_YOUR TASK_
Copy each line exactly. Drop every picture.

● ● ● ● ●

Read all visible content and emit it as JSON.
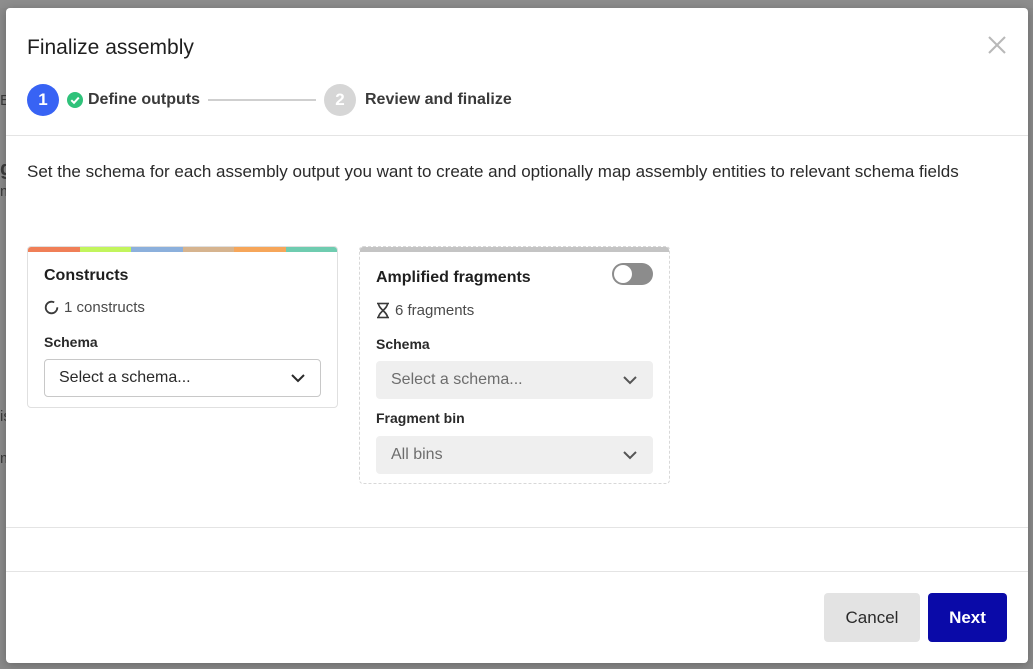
{
  "modal": {
    "title": "Finalize assembly",
    "close_icon": "close-icon"
  },
  "stepper": {
    "steps": [
      {
        "number": "1",
        "label": "Define outputs",
        "state": "active",
        "complete_icon": "check-circle-icon"
      },
      {
        "number": "2",
        "label": "Review and finalize",
        "state": "inactive"
      }
    ]
  },
  "description": "Set the schema for each assembly output you want to create and optionally map assembly entities to relevant schema fields",
  "cards": {
    "constructs": {
      "title": "Constructs",
      "count_text": "1 constructs",
      "icon": "circular-plasmid-icon",
      "schema_label": "Schema",
      "schema_placeholder": "Select a schema...",
      "colorbar": [
        "#f07f57",
        "#c2f55d",
        "#8cb0dc",
        "#d6b48f",
        "#f6a65a",
        "#6fccb0"
      ]
    },
    "fragments": {
      "title": "Amplified fragments",
      "count_text": "6 fragments",
      "icon": "dna-helix-icon",
      "toggle_on": false,
      "schema_label": "Schema",
      "schema_placeholder": "Select a schema...",
      "bin_label": "Fragment bin",
      "bin_value": "All bins"
    }
  },
  "footer": {
    "cancel_label": "Cancel",
    "next_label": "Next"
  },
  "colors": {
    "accent": "#3863f4",
    "primary_button": "#0a0aa8",
    "success": "#2fc27a"
  }
}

● ● ● ● ●

_CORRECT RESPONSE_
Read all visible content and emit it as JSON.
{
  "modal": {
    "title": "Finalize assembly",
    "close_icon": "close-icon"
  },
  "stepper": {
    "steps": [
      {
        "number": "1",
        "label": "Define outputs",
        "state": "active",
        "complete_icon": "check-circle-icon"
      },
      {
        "number": "2",
        "label": "Review and finalize",
        "state": "inactive"
      }
    ]
  },
  "description": "Set the schema for each assembly output you want to create and optionally map assembly entities to relevant schema fields",
  "cards": {
    "constructs": {
      "title": "Constructs",
      "count_text": "1 constructs",
      "icon": "circular-plasmid-icon",
      "schema_label": "Schema",
      "schema_placeholder": "Select a schema...",
      "colorbar": [
        "#f07f57",
        "#c2f55d",
        "#8cb0dc",
        "#d6b48f",
        "#f6a65a",
        "#6fccb0"
      ]
    },
    "fragments": {
      "title": "Amplified fragments",
      "count_text": "6 fragments",
      "icon": "dna-helix-icon",
      "toggle_on": false,
      "schema_label": "Schema",
      "schema_placeholder": "Select a schema...",
      "bin_label": "Fragment bin",
      "bin_value": "All bins"
    }
  },
  "footer": {
    "cancel_label": "Cancel",
    "next_label": "Next"
  },
  "colors": {
    "accent": "#3863f4",
    "primary_button": "#0a0aa8",
    "success": "#2fc27a"
  }
}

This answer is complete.